* [TASK GOAL] Copy every entry word for word, but skip the pictures.

[Stored entries]
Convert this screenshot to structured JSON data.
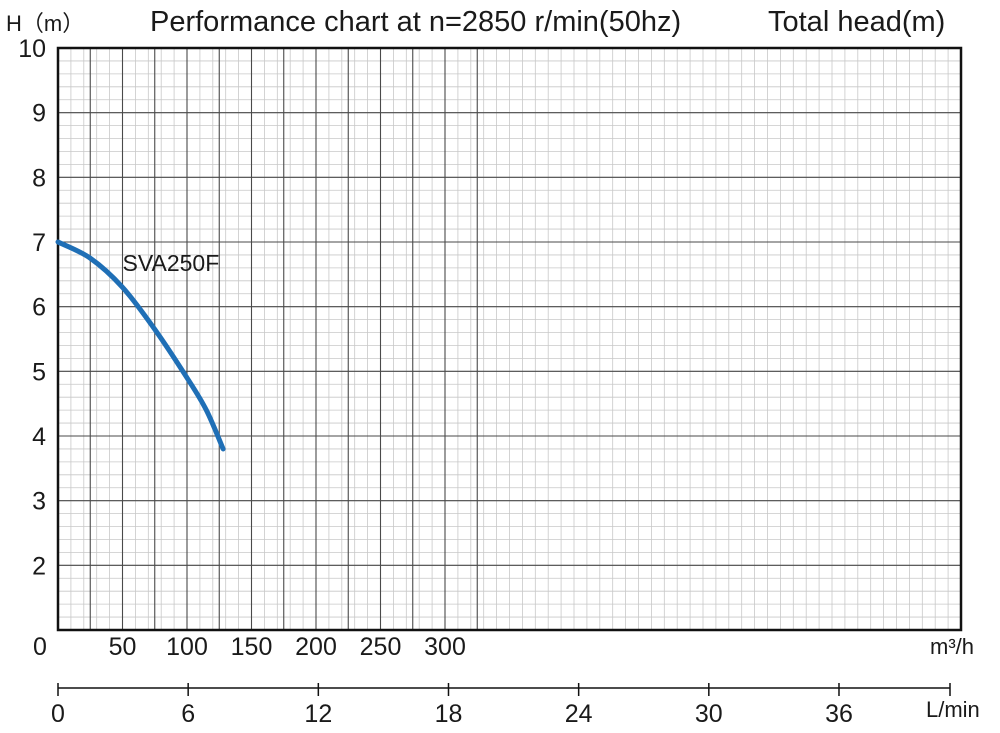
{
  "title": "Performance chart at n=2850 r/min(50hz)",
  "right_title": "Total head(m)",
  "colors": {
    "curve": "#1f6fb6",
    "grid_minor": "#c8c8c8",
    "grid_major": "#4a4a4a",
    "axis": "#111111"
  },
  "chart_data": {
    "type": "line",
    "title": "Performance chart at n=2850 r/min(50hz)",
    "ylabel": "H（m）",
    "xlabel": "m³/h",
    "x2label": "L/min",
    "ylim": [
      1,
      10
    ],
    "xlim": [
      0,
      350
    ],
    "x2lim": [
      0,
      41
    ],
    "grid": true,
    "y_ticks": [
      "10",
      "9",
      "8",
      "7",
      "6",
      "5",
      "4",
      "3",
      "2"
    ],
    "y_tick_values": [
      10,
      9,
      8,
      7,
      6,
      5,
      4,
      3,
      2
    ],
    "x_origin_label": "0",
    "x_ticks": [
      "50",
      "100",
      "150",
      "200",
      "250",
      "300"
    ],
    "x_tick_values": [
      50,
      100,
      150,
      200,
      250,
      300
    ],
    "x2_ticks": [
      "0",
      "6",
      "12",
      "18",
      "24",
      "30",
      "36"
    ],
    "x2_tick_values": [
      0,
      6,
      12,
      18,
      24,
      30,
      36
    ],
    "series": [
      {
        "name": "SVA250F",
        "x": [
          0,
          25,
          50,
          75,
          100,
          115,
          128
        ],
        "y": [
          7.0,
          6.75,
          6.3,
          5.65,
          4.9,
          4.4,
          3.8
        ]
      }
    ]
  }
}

* [FINAL ANSWER]
Convert this screenshot to structured JSON data.
{
  "title": "Performance chart at n=2850 r/min(50hz)",
  "right_title": "Total head(m)",
  "colors": {
    "curve": "#1f6fb6",
    "grid_minor": "#c8c8c8",
    "grid_major": "#4a4a4a",
    "axis": "#111111"
  },
  "chart_data": {
    "type": "line",
    "title": "Performance chart at n=2850 r/min(50hz)",
    "ylabel": "H（m）",
    "xlabel": "m³/h",
    "x2label": "L/min",
    "ylim": [
      1,
      10
    ],
    "xlim": [
      0,
      350
    ],
    "x2lim": [
      0,
      41
    ],
    "grid": true,
    "y_ticks": [
      "10",
      "9",
      "8",
      "7",
      "6",
      "5",
      "4",
      "3",
      "2"
    ],
    "y_tick_values": [
      10,
      9,
      8,
      7,
      6,
      5,
      4,
      3,
      2
    ],
    "x_origin_label": "0",
    "x_ticks": [
      "50",
      "100",
      "150",
      "200",
      "250",
      "300"
    ],
    "x_tick_values": [
      50,
      100,
      150,
      200,
      250,
      300
    ],
    "x2_ticks": [
      "0",
      "6",
      "12",
      "18",
      "24",
      "30",
      "36"
    ],
    "x2_tick_values": [
      0,
      6,
      12,
      18,
      24,
      30,
      36
    ],
    "series": [
      {
        "name": "SVA250F",
        "x": [
          0,
          25,
          50,
          75,
          100,
          115,
          128
        ],
        "y": [
          7.0,
          6.75,
          6.3,
          5.65,
          4.9,
          4.4,
          3.8
        ]
      }
    ]
  }
}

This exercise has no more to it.